Set exercise: Retype the data below without altering anything.

Material provided:
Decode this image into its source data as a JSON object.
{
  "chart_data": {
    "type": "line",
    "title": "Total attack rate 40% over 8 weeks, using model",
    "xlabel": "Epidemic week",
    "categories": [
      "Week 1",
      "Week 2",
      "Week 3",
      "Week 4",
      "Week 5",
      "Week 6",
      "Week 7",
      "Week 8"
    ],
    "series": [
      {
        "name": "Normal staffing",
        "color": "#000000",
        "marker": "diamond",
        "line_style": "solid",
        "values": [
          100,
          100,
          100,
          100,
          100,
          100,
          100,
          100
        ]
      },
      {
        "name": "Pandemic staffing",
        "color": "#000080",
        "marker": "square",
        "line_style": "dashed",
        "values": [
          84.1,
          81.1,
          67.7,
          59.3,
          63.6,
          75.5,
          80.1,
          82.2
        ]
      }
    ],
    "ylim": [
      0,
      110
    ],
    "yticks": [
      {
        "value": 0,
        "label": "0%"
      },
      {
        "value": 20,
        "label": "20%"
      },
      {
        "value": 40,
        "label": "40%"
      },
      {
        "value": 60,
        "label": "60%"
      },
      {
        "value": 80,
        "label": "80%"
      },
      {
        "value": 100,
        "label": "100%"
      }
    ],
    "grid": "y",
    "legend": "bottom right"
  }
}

Task response:
Decode this image into its source data as a JSON object.
{
  "chart_data": {
    "type": "line",
    "title": "Total attack rate 40% over 8 weeks, using model",
    "xlabel": "Epidemic week",
    "categories": [
      "Week 1",
      "Week 2",
      "Week 3",
      "Week 4",
      "Week 5",
      "Week 6",
      "Week 7",
      "Week 8"
    ],
    "series": [
      {
        "name": "Normal staffing",
        "color": "#000000",
        "marker": "diamond",
        "line_style": "solid",
        "values": [
          100,
          100,
          100,
          100,
          100,
          100,
          100,
          100
        ]
      },
      {
        "name": "Pandemic staffing",
        "color": "#000080",
        "marker": "square",
        "line_style": "dashed",
        "values": [
          84.1,
          81.1,
          67.7,
          59.3,
          63.6,
          75.5,
          80.1,
          82.2
        ]
      }
    ],
    "ylim": [
      0,
      110
    ],
    "yticks": [
      {
        "value": 0,
        "label": "0%"
      },
      {
        "value": 20,
        "label": "20%"
      },
      {
        "value": 40,
        "label": "40%"
      },
      {
        "value": 60,
        "label": "60%"
      },
      {
        "value": 80,
        "label": "80%"
      },
      {
        "value": 100,
        "label": "100%"
      }
    ],
    "grid": "y",
    "legend": "bottom right"
  }
}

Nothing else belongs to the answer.